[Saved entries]
---+---
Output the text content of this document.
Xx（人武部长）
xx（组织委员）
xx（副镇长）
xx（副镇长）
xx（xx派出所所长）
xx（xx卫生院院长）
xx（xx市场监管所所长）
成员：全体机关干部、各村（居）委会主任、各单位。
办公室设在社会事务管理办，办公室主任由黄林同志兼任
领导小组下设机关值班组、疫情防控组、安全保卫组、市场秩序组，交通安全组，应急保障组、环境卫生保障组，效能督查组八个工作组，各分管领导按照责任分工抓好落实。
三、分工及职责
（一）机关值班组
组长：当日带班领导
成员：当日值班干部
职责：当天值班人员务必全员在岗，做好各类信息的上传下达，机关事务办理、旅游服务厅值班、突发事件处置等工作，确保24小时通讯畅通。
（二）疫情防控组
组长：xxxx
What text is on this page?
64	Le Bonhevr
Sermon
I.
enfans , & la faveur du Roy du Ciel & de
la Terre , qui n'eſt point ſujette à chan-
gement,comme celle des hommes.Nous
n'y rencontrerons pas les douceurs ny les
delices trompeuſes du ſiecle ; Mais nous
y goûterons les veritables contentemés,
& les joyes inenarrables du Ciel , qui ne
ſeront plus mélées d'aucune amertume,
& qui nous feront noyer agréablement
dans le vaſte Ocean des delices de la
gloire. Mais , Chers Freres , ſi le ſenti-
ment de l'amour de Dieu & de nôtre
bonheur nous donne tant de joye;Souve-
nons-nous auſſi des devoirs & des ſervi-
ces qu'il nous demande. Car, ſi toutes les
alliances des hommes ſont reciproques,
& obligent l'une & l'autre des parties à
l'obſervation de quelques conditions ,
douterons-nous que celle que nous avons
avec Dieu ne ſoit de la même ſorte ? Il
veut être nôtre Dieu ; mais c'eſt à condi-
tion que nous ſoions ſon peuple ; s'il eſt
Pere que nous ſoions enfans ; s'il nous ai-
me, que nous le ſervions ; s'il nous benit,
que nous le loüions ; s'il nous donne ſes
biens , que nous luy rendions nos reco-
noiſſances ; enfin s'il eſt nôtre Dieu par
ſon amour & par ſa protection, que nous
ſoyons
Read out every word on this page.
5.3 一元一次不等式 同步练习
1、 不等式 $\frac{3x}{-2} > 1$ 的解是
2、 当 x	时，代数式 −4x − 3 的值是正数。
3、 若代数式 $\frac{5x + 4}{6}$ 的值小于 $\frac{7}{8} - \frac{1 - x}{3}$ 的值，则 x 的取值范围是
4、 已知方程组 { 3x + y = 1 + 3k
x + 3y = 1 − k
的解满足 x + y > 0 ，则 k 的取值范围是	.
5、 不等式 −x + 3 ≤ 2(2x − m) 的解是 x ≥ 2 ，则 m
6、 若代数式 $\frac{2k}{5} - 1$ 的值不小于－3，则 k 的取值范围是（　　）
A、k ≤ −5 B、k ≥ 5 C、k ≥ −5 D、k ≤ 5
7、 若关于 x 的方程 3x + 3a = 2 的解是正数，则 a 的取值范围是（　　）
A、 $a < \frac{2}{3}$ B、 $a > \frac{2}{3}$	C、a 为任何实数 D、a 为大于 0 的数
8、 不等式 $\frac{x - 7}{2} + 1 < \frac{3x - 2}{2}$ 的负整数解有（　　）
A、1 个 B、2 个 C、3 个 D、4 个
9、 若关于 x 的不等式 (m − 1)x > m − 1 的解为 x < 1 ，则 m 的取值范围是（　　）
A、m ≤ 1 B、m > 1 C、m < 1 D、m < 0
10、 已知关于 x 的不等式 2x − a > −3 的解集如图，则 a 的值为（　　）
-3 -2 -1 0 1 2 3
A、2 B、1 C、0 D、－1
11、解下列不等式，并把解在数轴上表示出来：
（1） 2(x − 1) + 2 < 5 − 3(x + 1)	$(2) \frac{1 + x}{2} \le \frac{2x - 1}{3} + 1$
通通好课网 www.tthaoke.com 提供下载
---+---
Transcribe the entire listing above precisely.

[THE COMPLETED TASK]
Output the text content of this document.
Xx（人武部长）
xx（组织委员）
xx（副镇长）
xx（副镇长）
xx（xx派出所所长）
xx（xx卫生院院长）
xx（xx市场监管所所长）
成员：全体机关干部、各村（居）委会主任、各单位。
办公室设在社会事务管理办，办公室主任由黄林同志兼任
领导小组下设机关值班组、疫情防控组、安全保卫组、市场秩序组，交通安全组，应急保障组、环境卫生保障组，效能督查组八个工作组，各分管领导按照责任分工抓好落实。
三、分工及职责
（一）机关值班组
组长：当日带班领导
成员：当日值班干部
职责：当天值班人员务必全员在岗，做好各类信息的上传下达，机关事务办理、旅游服务厅值班、突发事件处置等工作，确保24小时通讯畅通。
（二）疫情防控组
组长：xxxx
What text is on this page?
64	Le Bonhevr
Sermon
I.
enfans , & la faveur du Roy du Ciel & de
la Terre , qui n'eſt point ſujette à chan-
gement,comme celle des hommes.Nous
n'y rencontrerons pas les douceurs ny les
delices trompeuſes du ſiecle ; Mais nous
y goûterons les veritables contentemés,
& les joyes inenarrables du Ciel , qui ne
ſeront plus mélées d'aucune amertume,
& qui nous feront noyer agréablement
dans le vaſte Ocean des delices de la
gloire. Mais , Chers Freres , ſi le ſenti-
ment de l'amour de Dieu & de nôtre
bonheur nous donne tant de joye;Souve-
nons-nous auſſi des devoirs & des ſervi-
ces qu'il nous demande. Car, ſi toutes les
alliances des hommes ſont reciproques,
& obligent l'une & l'autre des parties à
l'obſervation de quelques conditions ,
douterons-nous que celle que nous avons
avec Dieu ne ſoit de la même ſorte ? Il
veut être nôtre Dieu ; mais c'eſt à condi-
tion que nous ſoions ſon peuple ; s'il eſt
Pere que nous ſoions enfans ; s'il nous ai-
me, que nous le ſervions ; s'il nous benit,
que nous le loüions ; s'il nous donne ſes
biens , que nous luy rendions nos reco-
noiſſances ; enfin s'il eſt nôtre Dieu par
ſon amour & par ſa protection, que nous
ſoyons
Read out every word on this page.
5.3 一元一次不等式 同步练习
1、 不等式 $\frac{3x}{-2} > 1$ 的解是
2、 当 x	时，代数式 −4x − 3 的值是正数。
3、 若代数式 $\frac{5x + 4}{6}$ 的值小于 $\frac{7}{8} - \frac{1 - x}{3}$ 的值，则 x 的取值范围是
4、 已知方程组 { 3x + y = 1 + 3k
x + 3y = 1 − k
的解满足 x + y > 0 ，则 k 的取值范围是	.
5、 不等式 −x + 3 ≤ 2(2x − m) 的解是 x ≥ 2 ，则 m
6、 若代数式 $\frac{2k}{5} - 1$ 的值不小于－3，则 k 的取值范围是（　　）
A、k ≤ −5 B、k ≥ 5 C、k ≥ −5 D、k ≤ 5
7、 若关于 x 的方程 3x + 3a = 2 的解是正数，则 a 的取值范围是（　　）
A、 $a < \frac{2}{3}$ B、 $a > \frac{2}{3}$	C、a 为任何实数 D、a 为大于 0 的数
8、 不等式 $\frac{x - 7}{2} + 1 < \frac{3x - 2}{2}$ 的负整数解有（　　）
A、1 个 B、2 个 C、3 个 D、4 个
9、 若关于 x 的不等式 (m − 1)x > m − 1 的解为 x < 1 ，则 m 的取值范围是（　　）
A、m ≤ 1 B、m > 1 C、m < 1 D、m < 0
10、 已知关于 x 的不等式 2x − a > −3 的解集如图，则 a 的值为（　　）
-3 -2 -1 0 1 2 3
A、2 B、1 C、0 D、－1
11、解下列不等式，并把解在数轴上表示出来：
（1） 2(x − 1) + 2 < 5 − 3(x + 1)	$(2) \frac{1 + x}{2} \le \frac{2x - 1}{3} + 1$
通通好课网 www.tthaoke.com 提供下载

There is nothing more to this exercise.